**Data listing:**
## start
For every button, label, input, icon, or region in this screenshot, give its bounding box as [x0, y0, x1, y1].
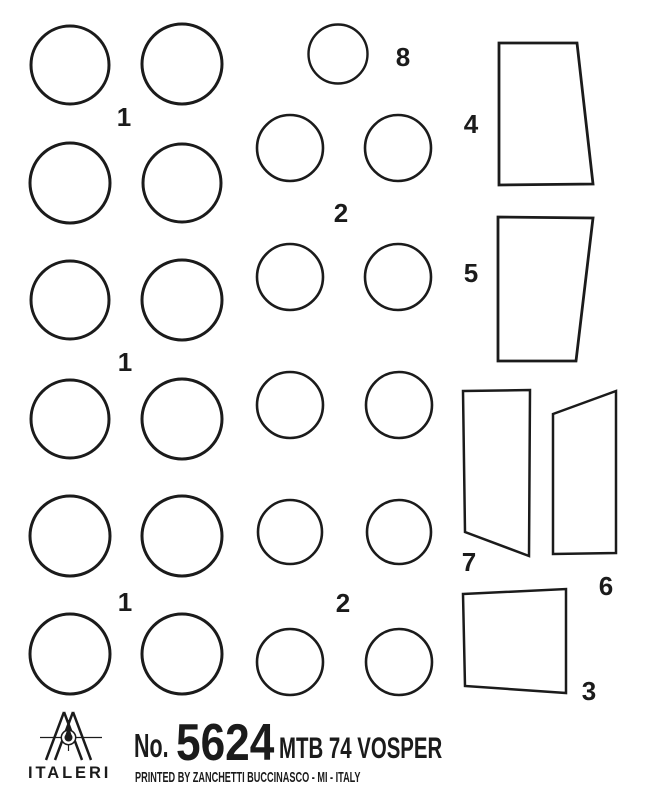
part-label-2: 2: [334, 200, 348, 226]
part-label-1: 1: [118, 349, 132, 375]
kit-number: 5624: [176, 717, 274, 769]
medium-circle: [367, 500, 431, 564]
printed-by-line: PRINTED BY ZANCHETTI BUCCINASCO - MI - I…: [135, 770, 361, 785]
large-circle: [30, 496, 110, 576]
large-circle: [142, 379, 222, 459]
large-circle: [142, 496, 222, 576]
mask-shape-7: [463, 390, 530, 556]
large-circle: [31, 26, 109, 104]
mask-shapes-canvas: [0, 0, 646, 800]
part-label-1: 1: [117, 104, 131, 130]
medium-circle: [257, 372, 323, 438]
large-circle: [143, 144, 221, 222]
medium-circle: [257, 629, 323, 695]
medium-circle: [258, 500, 322, 564]
kit-title: MTB 74 VOSPER: [279, 734, 442, 764]
large-circle: [31, 261, 109, 339]
mask-shape-5: [498, 217, 593, 361]
italeri-a-icon: [40, 707, 102, 765]
part-label-1: 1: [118, 589, 132, 615]
large-circle: [30, 143, 110, 223]
part-label-7: 7: [462, 549, 476, 575]
part-label-5: 5: [464, 260, 478, 286]
medium-circle: [365, 115, 431, 181]
large-circle: [142, 614, 222, 694]
part-label-4: 4: [464, 111, 478, 137]
medium-circle: [257, 244, 323, 310]
brand-wordmark: ITALERI: [28, 764, 111, 781]
part-label-8: 8: [396, 44, 410, 70]
part-label-6: 6: [599, 573, 613, 599]
medium-circle: [366, 372, 432, 438]
part-label-3: 3: [582, 678, 596, 704]
kit-number-prefix: No.: [134, 729, 169, 762]
small-circle: [309, 25, 368, 84]
mask-shape-6: [553, 391, 616, 554]
large-circle: [30, 614, 110, 694]
medium-circle: [257, 115, 323, 181]
trapezoid-masks-group: [463, 43, 616, 693]
mask-shape-3: [463, 589, 566, 693]
part-label-2: 2: [336, 590, 350, 616]
large-circle: [142, 260, 222, 340]
mask-shape-4: [499, 43, 593, 185]
large-circle: [31, 380, 109, 458]
medium-circle: [365, 244, 431, 310]
italeri-logo: [40, 707, 102, 765]
mask-sheet-page: 1 8 2 1 1 2 4 5 7 6 3 ITALE: [0, 0, 646, 800]
large-circle: [142, 24, 222, 104]
medium-circle: [366, 629, 432, 695]
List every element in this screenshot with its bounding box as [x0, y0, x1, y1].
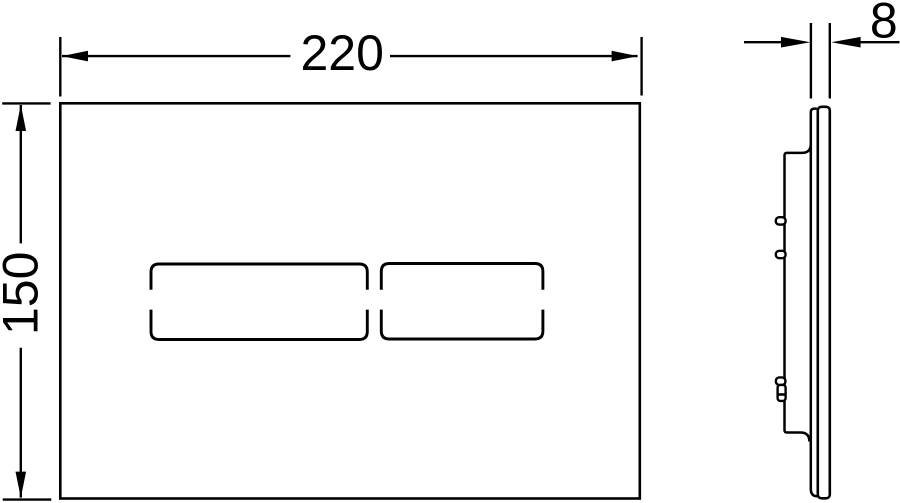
svg-text:220: 220 — [300, 25, 383, 81]
svg-text:150: 150 — [0, 252, 49, 335]
svg-text:8: 8 — [870, 0, 898, 48]
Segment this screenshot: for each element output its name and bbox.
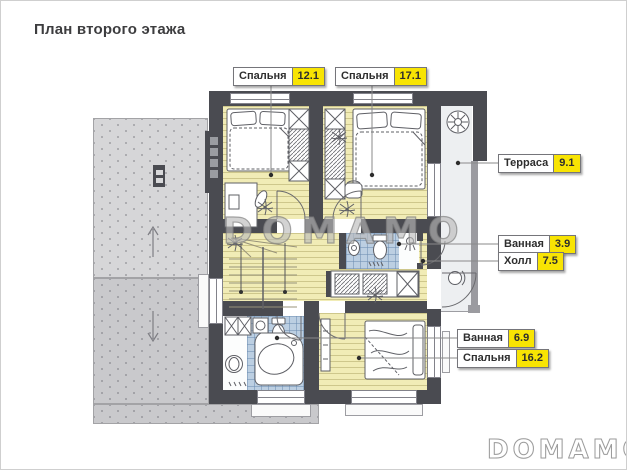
wardrobe-bedroom-121 — [289, 109, 309, 181]
room-area: 12.1 — [292, 68, 324, 85]
room-label-bedroom-171: Спальня17.1 — [335, 67, 427, 86]
brand-logo: DOMAMO — [487, 435, 627, 465]
room-name: Ванная — [458, 330, 508, 347]
roof-arrow-up — [148, 227, 158, 257]
room-name: Терраса — [499, 155, 553, 172]
room-area: 3.9 — [549, 236, 575, 253]
room-label-terrace: Терраса9.1 — [498, 154, 581, 173]
bed-bedroom-121 — [227, 109, 291, 171]
room-area: 16.2 — [516, 350, 548, 367]
terrace-plant — [447, 111, 469, 133]
room-name: Спальня — [336, 68, 394, 85]
wardrobe-bedroom-171 — [325, 109, 345, 199]
armchair-bedroom-171 — [345, 181, 362, 198]
room-name: Ванная — [499, 236, 549, 253]
washing-machine-bathroom-69 — [253, 318, 268, 333]
room-area: 6.9 — [508, 330, 534, 347]
room-area: 7.5 — [537, 253, 563, 270]
bed-bedroom-171 — [353, 109, 425, 189]
room-name: Спальня — [234, 68, 292, 85]
watermark: DOMAMO — [223, 211, 468, 252]
floor-plan-page: План второго этажа — [0, 0, 627, 470]
closet-hall — [331, 271, 419, 297]
bed-bedroom-162 — [365, 321, 425, 379]
room-label-bathroom-69: Ванная6.9 — [457, 329, 535, 348]
room-area: 9.1 — [553, 155, 579, 172]
room-label-hall: Холл7.5 — [498, 252, 564, 271]
room-label-bedroom-121: Спальня12.1 — [233, 67, 325, 86]
shelves-bathroom-69 — [225, 317, 251, 335]
page-title: План второго этажа — [34, 21, 185, 38]
sink-bathroom-69 — [226, 356, 243, 373]
roof-arrow-down — [148, 311, 158, 341]
room-label-bedroom-162: Спальня16.2 — [457, 349, 549, 368]
room-name: Спальня — [458, 350, 516, 367]
room-area: 17.1 — [394, 68, 426, 85]
room-name: Холл — [499, 253, 537, 270]
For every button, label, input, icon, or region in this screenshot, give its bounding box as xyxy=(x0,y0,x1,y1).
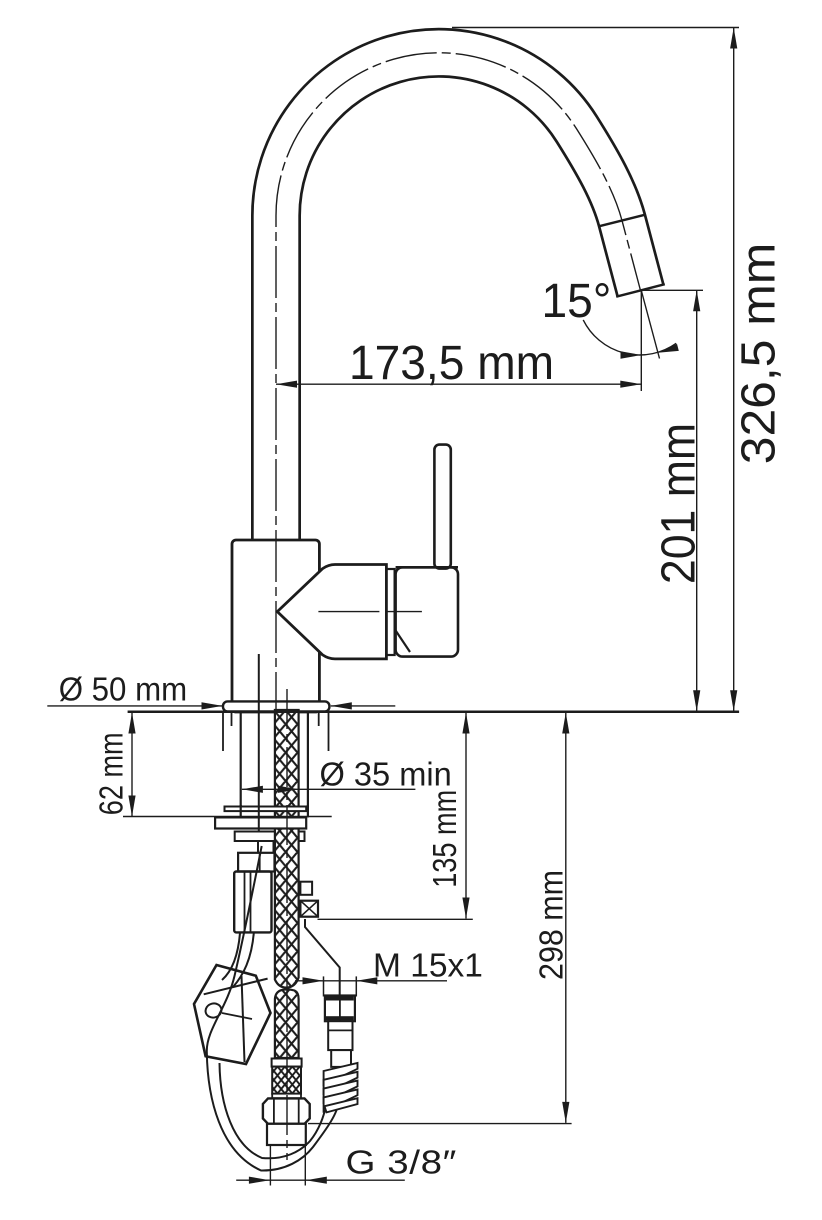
svg-text:M 15x1: M 15x1 xyxy=(373,948,483,985)
svg-text:G 3/8″: G 3/8″ xyxy=(346,1143,457,1181)
svg-text:135 mm: 135 mm xyxy=(426,790,463,888)
svg-text:173,5 mm: 173,5 mm xyxy=(349,335,554,389)
svg-text:201 mm: 201 mm xyxy=(651,423,705,584)
svg-text:62 mm: 62 mm xyxy=(93,732,130,815)
svg-text:Ø 35 min: Ø 35 min xyxy=(320,756,452,794)
svg-text:326,5 mm: 326,5 mm xyxy=(732,243,785,464)
svg-text:298 mm: 298 mm xyxy=(532,870,570,980)
svg-text:15°: 15° xyxy=(542,273,612,327)
svg-text:Ø 50 mm: Ø 50 mm xyxy=(59,671,187,708)
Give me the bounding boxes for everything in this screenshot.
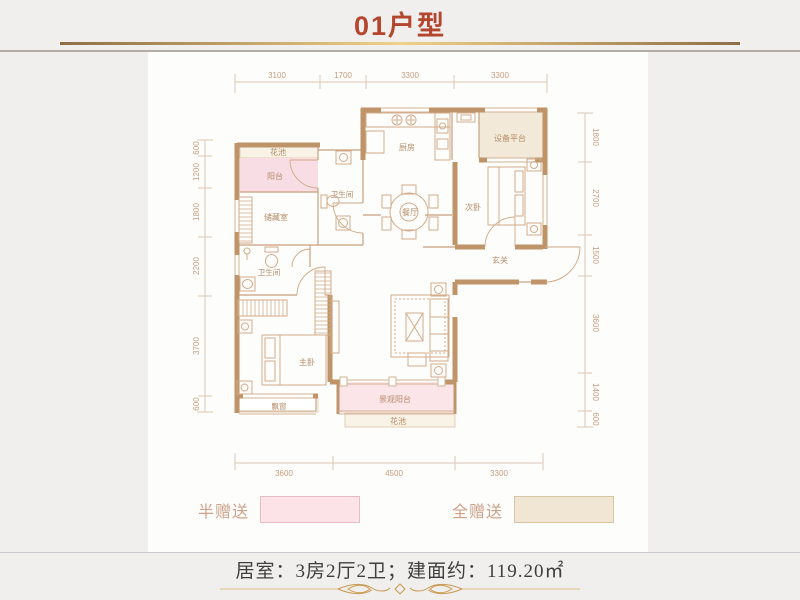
flourish-ornament <box>220 580 580 598</box>
room-label-bath-upper: 卫生间 <box>331 189 354 199</box>
floor-plan-drawing: 3100 1700 3300 3300 3600 4500 3300 600 1… <box>185 55 615 485</box>
svg-text:3300: 3300 <box>490 469 508 478</box>
svg-text:1700: 1700 <box>334 71 352 80</box>
room-label-flower-bottom: 花池 <box>390 416 406 426</box>
svg-text:3600: 3600 <box>591 314 600 332</box>
room-label-kitchen: 厨房 <box>399 142 415 152</box>
room-label-view-balcony: 景观阳台 <box>379 394 411 404</box>
svg-text:4500: 4500 <box>385 469 403 478</box>
svg-text:1500: 1500 <box>591 246 600 264</box>
room-label-master: 主卧 <box>299 357 315 367</box>
room-label-flower-top: 花池 <box>270 147 286 157</box>
legend-half-gift-label: 半赠送 <box>198 498 249 522</box>
svg-text:1400: 1400 <box>591 383 600 401</box>
room-label-foyer: 玄关 <box>492 255 508 265</box>
svg-text:3300: 3300 <box>491 71 509 80</box>
svg-text:600: 600 <box>591 412 600 426</box>
page-title: 01户型 <box>0 4 800 43</box>
room-label-bay-window: 飘窗 <box>272 401 287 411</box>
room-label-equipment: 设备平台 <box>494 133 526 143</box>
svg-text:1200: 1200 <box>192 163 201 181</box>
legend-half-gift: 半赠送 <box>198 496 360 523</box>
unit-summary: 居室：3房2厅2卫；建面约：119.20㎡ <box>0 556 800 583</box>
svg-text:600: 600 <box>192 141 201 155</box>
svg-text:2700: 2700 <box>591 189 600 207</box>
room-label-bedroom2: 次卧 <box>465 202 481 212</box>
svg-text:2200: 2200 <box>192 257 201 275</box>
room-label-bath-lower: 卫生间 <box>258 267 281 277</box>
svg-text:3300: 3300 <box>401 71 419 80</box>
legend-full-gift-swatch <box>514 496 614 523</box>
legend-half-gift-swatch <box>260 496 360 523</box>
floor-plan-card: 01户型 <box>0 0 800 600</box>
svg-text:3100: 3100 <box>268 71 286 80</box>
svg-text:600: 600 <box>192 397 201 411</box>
svg-text:3700: 3700 <box>192 337 201 355</box>
svg-text:1800: 1800 <box>591 128 600 146</box>
room-label-dining: 餐厅 <box>402 208 418 217</box>
room-label-storage: 储藏室 <box>264 212 288 222</box>
room-label-balcony: 阳台 <box>267 171 283 181</box>
gold-divider <box>60 42 740 45</box>
svg-text:3600: 3600 <box>275 469 293 478</box>
legend-full-gift: 全赠送 <box>452 496 614 523</box>
legend-full-gift-label: 全赠送 <box>452 498 503 522</box>
svg-text:1800: 1800 <box>192 203 201 221</box>
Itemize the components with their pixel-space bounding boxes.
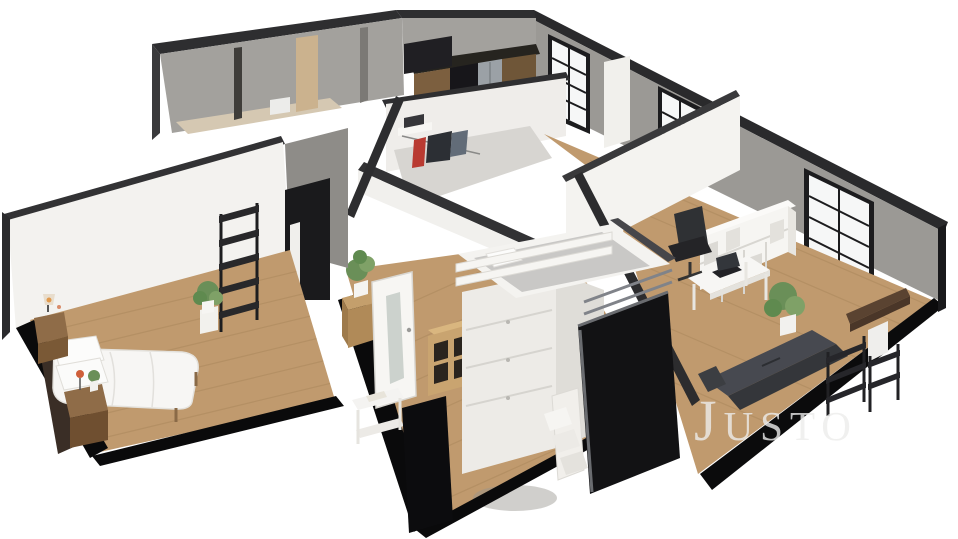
## end
**REQUIRED WORK:**
Copy out the stretch of items above from the line containing "part-label-2: 2: [334, 200, 348, 226]" through the line containing "List every element", with both of those lines included.

**COMPLETED TASK:**
part-label-2: 2: [334, 200, 348, 226]
part-label-1: 1: [118, 349, 132, 375]
kit-number: 5624: [176, 717, 274, 769]
medium-circle: [367, 500, 431, 564]
printed-by-line: PRINTED BY ZANCHETTI BUCCINASCO - MI - I…: [135, 770, 361, 785]
large-circle: [30, 496, 110, 576]
large-circle: [142, 379, 222, 459]
large-circle: [142, 496, 222, 576]
mask-shape-7: [463, 390, 530, 556]
large-circle: [31, 26, 109, 104]
mask-shapes-canvas: [0, 0, 646, 800]
part-label-1: 1: [117, 104, 131, 130]
medium-circle: [257, 372, 323, 438]
large-circle: [143, 144, 221, 222]
medium-circle: [257, 629, 323, 695]
medium-circle: [258, 500, 322, 564]
kit-title: MTB 74 VOSPER: [279, 734, 442, 764]
large-circle: [31, 261, 109, 339]
mask-shape-5: [498, 217, 593, 361]
italeri-a-icon: [40, 707, 102, 765]
part-label-1: 1: [118, 589, 132, 615]
large-circle: [30, 143, 110, 223]
part-label-7: 7: [462, 549, 476, 575]
part-label-5: 5: [464, 260, 478, 286]
medium-circle: [365, 115, 431, 181]
large-circle: [142, 614, 222, 694]
part-label-4: 4: [464, 111, 478, 137]
medium-circle: [257, 244, 323, 310]
brand-wordmark: ITALERI: [28, 764, 111, 781]
part-label-8: 8: [396, 44, 410, 70]
part-label-6: 6: [599, 573, 613, 599]
medium-circle: [366, 372, 432, 438]
part-label-3: 3: [582, 678, 596, 704]
kit-number-prefix: No.: [134, 729, 169, 762]
small-circle: [309, 25, 368, 84]
mask-shape-6: [553, 391, 616, 554]
large-circle: [30, 614, 110, 694]
medium-circle: [257, 115, 323, 181]
trapezoid-masks-group: [463, 43, 616, 693]
mask-shape-3: [463, 589, 566, 693]
part-label-2: 2: [336, 590, 350, 616]
large-circle: [142, 260, 222, 340]
mask-shape-4: [499, 43, 593, 185]
large-circle: [31, 380, 109, 458]
medium-circle: [365, 244, 431, 310]
italeri-logo: [40, 707, 102, 765]
mask-sheet-page: 1 8 2 1 1 2 4 5 7 6 3 ITALE: [0, 0, 646, 800]
large-circle: [142, 24, 222, 104]
medium-circle: [366, 629, 432, 695]
List every element in this screenshot with its bounding box as [x0, y0, x1, y1].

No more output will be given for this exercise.